**WHAT THE TASK ASKS:**
Pick out and copy every line below that has the word "type".

**PROVIDED INFORMATION:**
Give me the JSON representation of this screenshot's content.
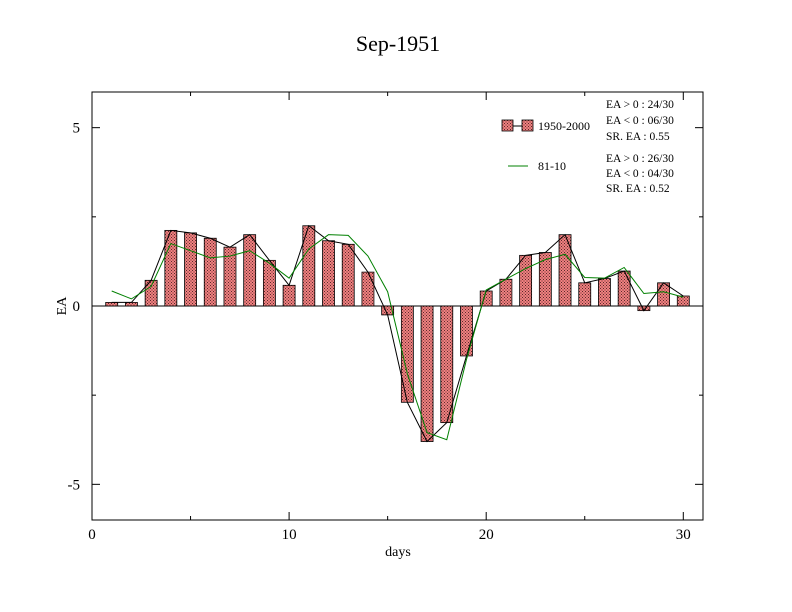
{
  "chart_data": {
    "type": "bar",
    "title": "Sep-1951",
    "xlabel": "days",
    "ylabel": "EA",
    "xlim": [
      0,
      31
    ],
    "ylim": [
      -6,
      6
    ],
    "xticks": [
      0,
      10,
      20,
      30
    ],
    "yticks": [
      -5,
      0,
      5
    ],
    "x": [
      1,
      2,
      3,
      4,
      5,
      6,
      7,
      8,
      9,
      10,
      11,
      12,
      13,
      14,
      15,
      16,
      17,
      18,
      19,
      20,
      21,
      22,
      23,
      24,
      25,
      26,
      27,
      28,
      29,
      30
    ],
    "series": [
      {
        "name": "1950-2000",
        "type": "bar+line",
        "values": [
          0.1,
          0.1,
          0.72,
          2.12,
          2.05,
          1.9,
          1.65,
          2.0,
          1.28,
          0.58,
          2.25,
          1.83,
          1.73,
          0.95,
          -0.25,
          -2.7,
          -3.8,
          -3.27,
          -1.4,
          0.42,
          0.75,
          1.42,
          1.5,
          2.0,
          0.65,
          0.77,
          0.98,
          -0.13,
          0.65,
          0.28
        ],
        "fill": "#f08080",
        "line_color": "#000000"
      },
      {
        "name": "81-10",
        "type": "line",
        "values": [
          0.42,
          0.2,
          0.55,
          1.75,
          1.55,
          1.35,
          1.4,
          1.55,
          1.2,
          0.78,
          1.6,
          2.0,
          1.98,
          1.4,
          0.4,
          -1.9,
          -3.55,
          -3.75,
          -1.5,
          0.45,
          0.75,
          1.05,
          1.3,
          1.45,
          0.8,
          0.78,
          1.08,
          0.35,
          0.4,
          0.25
        ],
        "line_color": "#008000"
      }
    ],
    "legend_position": "top-right",
    "stats": {
      "s1": [
        "EA > 0 : 24/30",
        "EA < 0 : 06/30",
        "SR. EA :  0.55"
      ],
      "s2": [
        "EA > 0 : 26/30",
        "EA < 0 : 04/30",
        "SR. EA :  0.52"
      ]
    }
  }
}
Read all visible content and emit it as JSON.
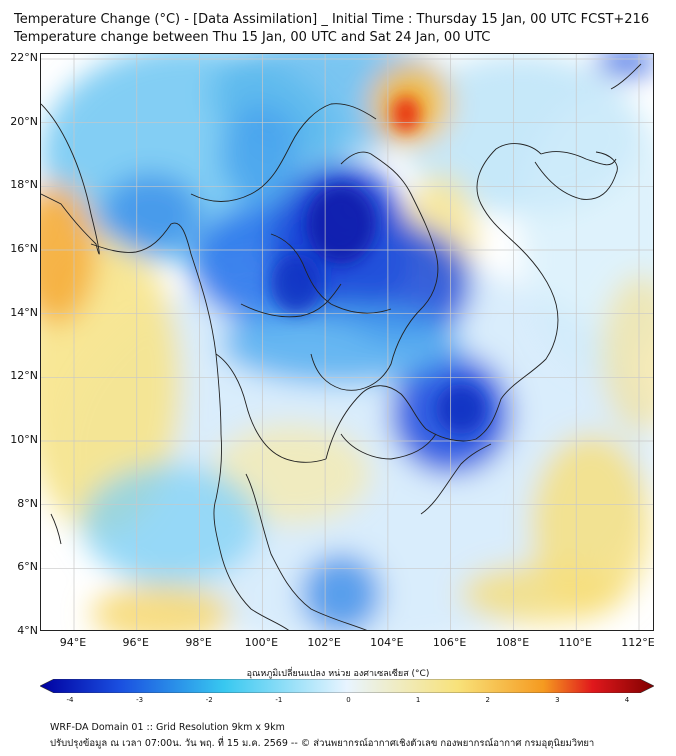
{
  "header": {
    "title_line1": "Temperature Change (°C) - [Data Assimilation] _ Initial Time : Thursday 15 Jan, 00 UTC FCST+216",
    "title_line2": "Temperature change between Thu 15 Jan, 00 UTC and Sat 24 Jan, 00 UTC"
  },
  "map": {
    "lat_labels": [
      "22°N",
      "20°N",
      "18°N",
      "16°N",
      "14°N",
      "12°N",
      "10°N",
      "8°N",
      "6°N",
      "4°N"
    ],
    "lon_labels": [
      "94°E",
      "96°E",
      "98°E",
      "100°E",
      "102°E",
      "104°E",
      "106°E",
      "108°E",
      "110°E",
      "112°E"
    ]
  },
  "colorbar": {
    "title": "อุณหภูมิเปลี่ยนแปลง หน่วย องศาเซลเซียส (°C)",
    "ticks": [
      "-4",
      "-3",
      "-2",
      "-1",
      "0",
      "1",
      "2",
      "3",
      "4"
    ],
    "colors": {
      "deep_blue": "#0000a0",
      "blue": "#1a4fe0",
      "cyan": "#38c8f0",
      "light": "#e8f4ff",
      "yellow": "#f8e27a",
      "orange": "#f59a20",
      "red": "#e0181c",
      "dark_red": "#800000"
    }
  },
  "footer": {
    "line1": "WRF-DA Domain 01 :: Grid Resolution 9km x 9km",
    "line2": "ปรับปรุงข้อมูล ณ เวลา 07:00น. วัน พฤ. ที่ 15 ม.ค. 2569 -- © ส่วนพยากรณ์อากาศเชิงตัวเลข กองพยากรณ์อากาศ กรมอุตุนิยมวิทยา"
  }
}
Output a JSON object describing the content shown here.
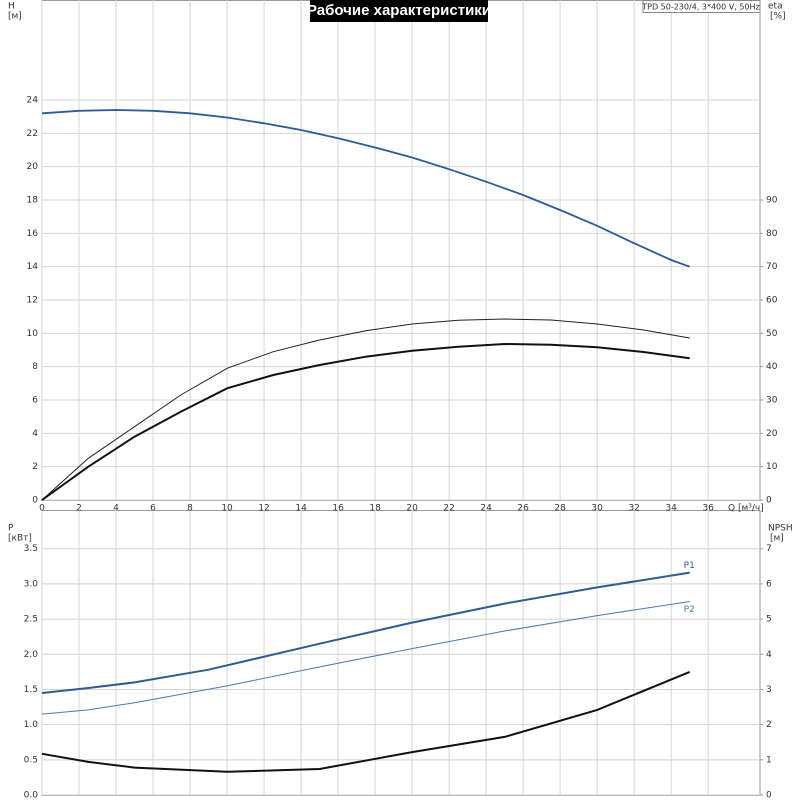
{
  "chart_data": [
    {
      "type": "line",
      "title": "Рабочие характеристики",
      "subtitle": "TPD 50-230/4, 3*400 V, 50Hz",
      "ylabel": "H",
      "yunit": "[м]",
      "y2label": "eta",
      "y2unit": "[%]",
      "xlabel": "Q [м³/ч]",
      "xlim": [
        0,
        38.8
      ],
      "xticks": [
        0,
        2,
        4,
        6,
        8,
        10,
        12,
        14,
        16,
        18,
        20,
        22,
        24,
        26,
        28,
        30,
        32,
        34,
        36
      ],
      "ylim": [
        0,
        30
      ],
      "yticks": [
        0,
        2,
        4,
        6,
        8,
        10,
        12,
        14,
        16,
        18,
        20,
        22,
        24
      ],
      "y2lim": [
        0,
        150
      ],
      "y2ticks": [
        0,
        10,
        20,
        30,
        40,
        50,
        60,
        70,
        80,
        90
      ],
      "grid": true,
      "series": [
        {
          "color": "#2a5b9a",
          "width": 1.8,
          "x": [
            0,
            2,
            4,
            6,
            8,
            10,
            12,
            14,
            16,
            18,
            20,
            22,
            24,
            26,
            28,
            30,
            32,
            34,
            35
          ],
          "values": [
            23.2,
            23.35,
            23.4,
            23.35,
            23.2,
            22.95,
            22.6,
            22.2,
            21.7,
            21.15,
            20.55,
            19.85,
            19.1,
            18.3,
            17.4,
            16.45,
            15.4,
            14.4,
            14.0
          ]
        },
        {
          "color": "#222222",
          "width": 1,
          "axis": "y2",
          "x": [
            0,
            2.5,
            5,
            7.5,
            10,
            12.5,
            15,
            17.5,
            20,
            22.5,
            25,
            27.5,
            30,
            32.5,
            35
          ],
          "values": [
            0,
            12.5,
            22,
            31.5,
            39.5,
            44.5,
            48,
            50.8,
            52.8,
            53.9,
            54.3,
            54,
            52.8,
            51,
            48.6
          ]
        },
        {
          "color": "#111111",
          "width": 2,
          "axis": "y2",
          "x": [
            0,
            2.5,
            5,
            7.5,
            10,
            12.5,
            15,
            17.5,
            20,
            22.5,
            25,
            27.5,
            30,
            32.5,
            35
          ],
          "values": [
            0,
            10,
            19,
            26.5,
            33.5,
            37.5,
            40.5,
            43,
            44.8,
            46,
            46.8,
            46.6,
            45.8,
            44.4,
            42.5
          ]
        }
      ]
    },
    {
      "type": "line",
      "ylabel": "P",
      "yunit": "[кВт]",
      "y2label": "NPSH",
      "y2unit": "[м]",
      "xlim": [
        0,
        38.8
      ],
      "ylim": [
        0,
        4.05
      ],
      "yticks": [
        {
          "value": 0,
          "label": "0.0"
        },
        {
          "value": 0.5,
          "label": "0.5"
        },
        {
          "value": 1,
          "label": "1.0"
        },
        {
          "value": 1.5,
          "label": "1.5"
        },
        {
          "value": 2,
          "label": "2.0"
        },
        {
          "value": 2.5,
          "label": "2.5"
        },
        {
          "value": 3,
          "label": "3.0"
        },
        {
          "value": 3.5,
          "label": "3.5"
        }
      ],
      "y2lim": [
        0,
        8.1
      ],
      "y2ticks": [
        0,
        1,
        2,
        3,
        4,
        5,
        6,
        7
      ],
      "grid": true,
      "series": [
        {
          "name": "P1",
          "color": "#2c5d94",
          "width": 2,
          "x": [
            0,
            2.5,
            5,
            9,
            15,
            20,
            25,
            30,
            35
          ],
          "values": [
            1.45,
            1.52,
            1.6,
            1.78,
            2.15,
            2.45,
            2.72,
            2.95,
            3.16
          ]
        },
        {
          "name": "P2",
          "color": "#4a7ab0",
          "width": 1,
          "x": [
            0,
            2.5,
            5,
            10,
            15,
            20,
            25,
            30,
            35
          ],
          "values": [
            1.15,
            1.21,
            1.31,
            1.55,
            1.82,
            2.08,
            2.33,
            2.55,
            2.75
          ]
        },
        {
          "color": "#111111",
          "width": 2,
          "axis": "y2",
          "x": [
            0,
            2.5,
            5,
            10,
            15,
            20,
            25,
            30,
            35
          ],
          "values": [
            1.17,
            0.94,
            0.78,
            0.66,
            0.74,
            1.22,
            1.65,
            2.42,
            3.5
          ]
        }
      ]
    }
  ]
}
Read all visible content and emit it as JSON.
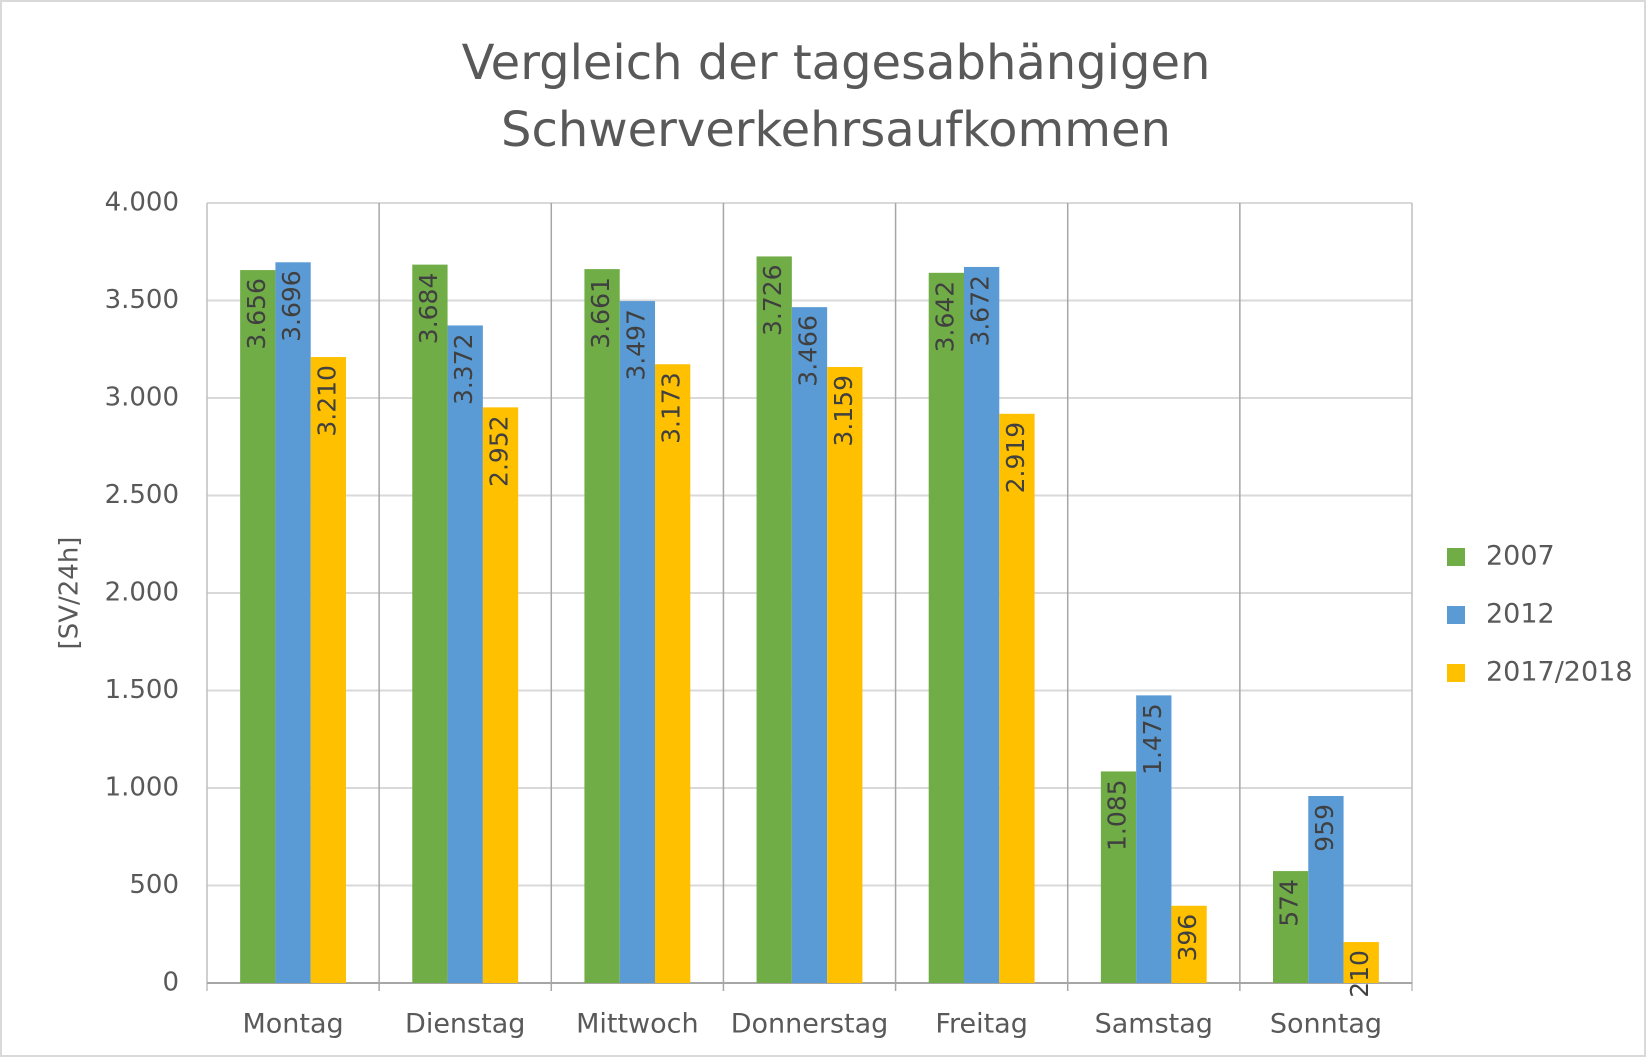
{
  "chart_data": {
    "type": "bar",
    "title": [
      "Vergleich der tagesabhängigen",
      "Schwerverkehrsaufkommen"
    ],
    "ylabel": "[SV/24h]",
    "categories": [
      "Montag",
      "Dienstag",
      "Mittwoch",
      "Donnerstag",
      "Freitag",
      "Samstag",
      "Sonntag"
    ],
    "series": [
      {
        "name": "2007",
        "color": "#70ad47",
        "values": [
          3656,
          3684,
          3661,
          3726,
          3642,
          1085,
          574
        ],
        "value_labels": [
          "3.656",
          "3.684",
          "3.661",
          "3.726",
          "3.642",
          "1.085",
          "574"
        ]
      },
      {
        "name": "2012",
        "color": "#5b9bd5",
        "values": [
          3696,
          3372,
          3497,
          3466,
          3672,
          1475,
          959
        ],
        "value_labels": [
          "3.696",
          "3.372",
          "3.497",
          "3.466",
          "3.672",
          "1.475",
          "959"
        ]
      },
      {
        "name": "2017/2018",
        "color": "#ffc000",
        "values": [
          3210,
          2952,
          3173,
          3159,
          2919,
          396,
          210
        ],
        "value_labels": [
          "3.210",
          "2.952",
          "3.173",
          "3.159",
          "2.919",
          "396",
          "210"
        ]
      }
    ],
    "ylim": [
      0,
      4000
    ],
    "yticks": [
      0,
      500,
      {
        "value": 1000,
        "label": "1.000"
      },
      {
        "value": 1500,
        "label": "1.500"
      },
      {
        "value": 2000,
        "label": "2.000"
      },
      {
        "value": 2500,
        "label": "2.500"
      },
      {
        "value": 3000,
        "label": "3.000"
      },
      {
        "value": 3500,
        "label": "3.500"
      },
      {
        "value": 4000,
        "label": "4.000"
      }
    ],
    "grid": true,
    "legend": "right"
  }
}
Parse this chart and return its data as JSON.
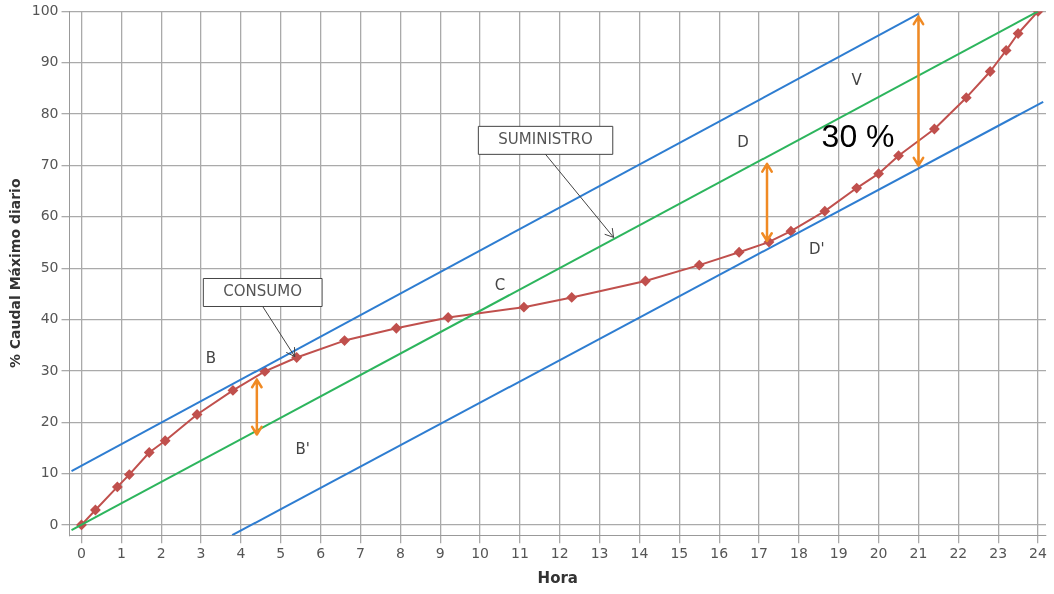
{
  "chart_data": {
    "type": "line",
    "xlabel": "Hora",
    "ylabel": "% Caudal Máximo diario",
    "xlim": [
      -0.3,
      24.2
    ],
    "ylim": [
      -2,
      100
    ],
    "xticks": [
      0,
      1,
      2,
      3,
      4,
      5,
      6,
      7,
      8,
      9,
      10,
      11,
      12,
      13,
      14,
      15,
      16,
      17,
      18,
      19,
      20,
      21,
      22,
      23,
      24
    ],
    "yticks": [
      0,
      10,
      20,
      30,
      40,
      50,
      60,
      70,
      80,
      90,
      100
    ],
    "grid": true,
    "legend": false,
    "series": [
      {
        "color": "#2e7dd1",
        "marker": "none",
        "x": [
          -0.25,
          21
        ],
        "values": [
          10.5,
          99.5
        ]
      },
      {
        "color": "#2e7dd1",
        "marker": "none",
        "x": [
          3.78,
          24.13
        ],
        "values": [
          -2,
          82.4
        ]
      },
      {
        "color": "#2db55d",
        "marker": "none",
        "x": [
          -0.25,
          24
        ],
        "values": [
          -1,
          100
        ]
      },
      {
        "color": "#c0504d",
        "marker": "diamond",
        "x": [
          0,
          0.35,
          0.9,
          1.2,
          1.7,
          2.1,
          2.9,
          3.8,
          4.6,
          5.4,
          6.6,
          7.9,
          9.2,
          11.1,
          12.3,
          14.15,
          15.5,
          16.5,
          17.25,
          17.8,
          18.65,
          19.45,
          20,
          20.5,
          21.4,
          22.2,
          22.8,
          23.2,
          23.5,
          24
        ],
        "values": [
          0,
          2.9,
          7.4,
          9.8,
          14.1,
          16.4,
          21.5,
          26.2,
          29.9,
          32.6,
          35.9,
          38.3,
          40.4,
          42.4,
          44.3,
          47.5,
          50.6,
          53.1,
          55.1,
          57.2,
          61.1,
          65.6,
          68.4,
          71.9,
          77.1,
          83.2,
          88.3,
          92.4,
          95.7,
          100
        ]
      }
    ],
    "annotations": [
      "B",
      "B'",
      "C",
      "D",
      "D'",
      "V",
      {
        "text": "30 %",
        "x": 20.5,
        "y": 71.9
      },
      {
        "text": "SUMINISTRO",
        "x": 13.35,
        "y": 56
      },
      {
        "text": "CONSUMO",
        "x": 5.35,
        "y": 32.8
      }
    ]
  }
}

**RESULT OF THE TASK:**
    "type": "bar",
        "type": "bar+line",
        "type": "line",
      "type": "line",
      "type": "line",
    "type": "bar",
    "type": "line",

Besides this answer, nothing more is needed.